• [YOUR OBJECTIVE]
Please transcribe word for word the part of the passage on the parish's fishes that opens with the words containing "Of fishes, besides" and closes with "of the country.".

Of fishes, besides salmon, grilse, and trout, there are perch, pike, eel, and minnows, to be found in some of the rivers and lakes of the parish. The salmon come up to spawn in autumn. But, alas! it is much to be feared that but very few of them are allowed to return to their briny element, being intercepted by lawless and merciless poachers. The fishes which frequent the sea coasts of the parish are too numerous to be particularly noticed, but the herrings cannot be passed over in silence, being the great staple of the country.

• [RECORD LIST]
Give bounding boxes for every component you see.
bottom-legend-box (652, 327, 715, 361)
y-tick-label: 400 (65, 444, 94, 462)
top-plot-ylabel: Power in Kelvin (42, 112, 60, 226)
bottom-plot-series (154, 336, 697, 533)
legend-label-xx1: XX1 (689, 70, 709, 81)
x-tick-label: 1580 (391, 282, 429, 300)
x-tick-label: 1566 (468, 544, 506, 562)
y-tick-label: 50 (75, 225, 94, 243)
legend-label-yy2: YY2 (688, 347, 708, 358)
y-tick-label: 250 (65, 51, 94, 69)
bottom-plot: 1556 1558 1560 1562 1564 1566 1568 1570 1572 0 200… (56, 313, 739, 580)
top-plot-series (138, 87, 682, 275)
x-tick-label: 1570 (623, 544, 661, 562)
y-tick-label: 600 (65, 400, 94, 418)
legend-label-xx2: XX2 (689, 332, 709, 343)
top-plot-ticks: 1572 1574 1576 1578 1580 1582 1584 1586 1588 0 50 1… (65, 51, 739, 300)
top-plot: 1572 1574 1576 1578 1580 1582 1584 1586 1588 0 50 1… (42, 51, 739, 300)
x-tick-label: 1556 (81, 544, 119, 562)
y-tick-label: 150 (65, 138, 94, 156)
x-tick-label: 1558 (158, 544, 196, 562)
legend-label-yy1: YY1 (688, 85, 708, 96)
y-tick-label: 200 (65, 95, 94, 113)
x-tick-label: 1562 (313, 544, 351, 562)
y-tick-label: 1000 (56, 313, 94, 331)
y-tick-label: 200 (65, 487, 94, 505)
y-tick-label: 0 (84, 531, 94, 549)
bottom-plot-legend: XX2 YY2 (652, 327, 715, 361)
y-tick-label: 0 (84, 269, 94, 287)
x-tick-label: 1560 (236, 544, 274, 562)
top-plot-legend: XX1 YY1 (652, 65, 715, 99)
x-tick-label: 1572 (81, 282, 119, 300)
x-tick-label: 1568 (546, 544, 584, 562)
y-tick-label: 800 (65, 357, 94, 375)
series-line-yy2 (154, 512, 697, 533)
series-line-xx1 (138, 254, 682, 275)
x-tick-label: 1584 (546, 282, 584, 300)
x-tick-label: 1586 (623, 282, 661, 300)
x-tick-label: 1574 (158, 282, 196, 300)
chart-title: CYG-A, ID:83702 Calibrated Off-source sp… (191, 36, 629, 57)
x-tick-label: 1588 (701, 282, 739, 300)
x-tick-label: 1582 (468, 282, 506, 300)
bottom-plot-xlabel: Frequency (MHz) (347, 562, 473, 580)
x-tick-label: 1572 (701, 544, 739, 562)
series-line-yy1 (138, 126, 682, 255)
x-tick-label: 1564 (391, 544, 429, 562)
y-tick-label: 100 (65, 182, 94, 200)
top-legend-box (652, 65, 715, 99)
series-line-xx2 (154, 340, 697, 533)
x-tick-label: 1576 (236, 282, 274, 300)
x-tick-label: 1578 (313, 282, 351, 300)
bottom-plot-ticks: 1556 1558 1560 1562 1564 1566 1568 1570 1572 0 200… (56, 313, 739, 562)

• [COMPLETE ANSWER]
Of fishes, besides salmon, grilse, and trout, there are perch, pike, eel, and minnows, to be found in some of the rivers and lakes of the parish. The salmon come up to spawn in autumn. But, alas! it is much to be feared that but very few of them are allowed to return to their briny element, being intercepted by lawless and merciless poachers. The fishes which frequent the sea coasts of the parish are too numerous to be particularly noticed, but the herrings cannot be passed over in silence, being the great staple of the country.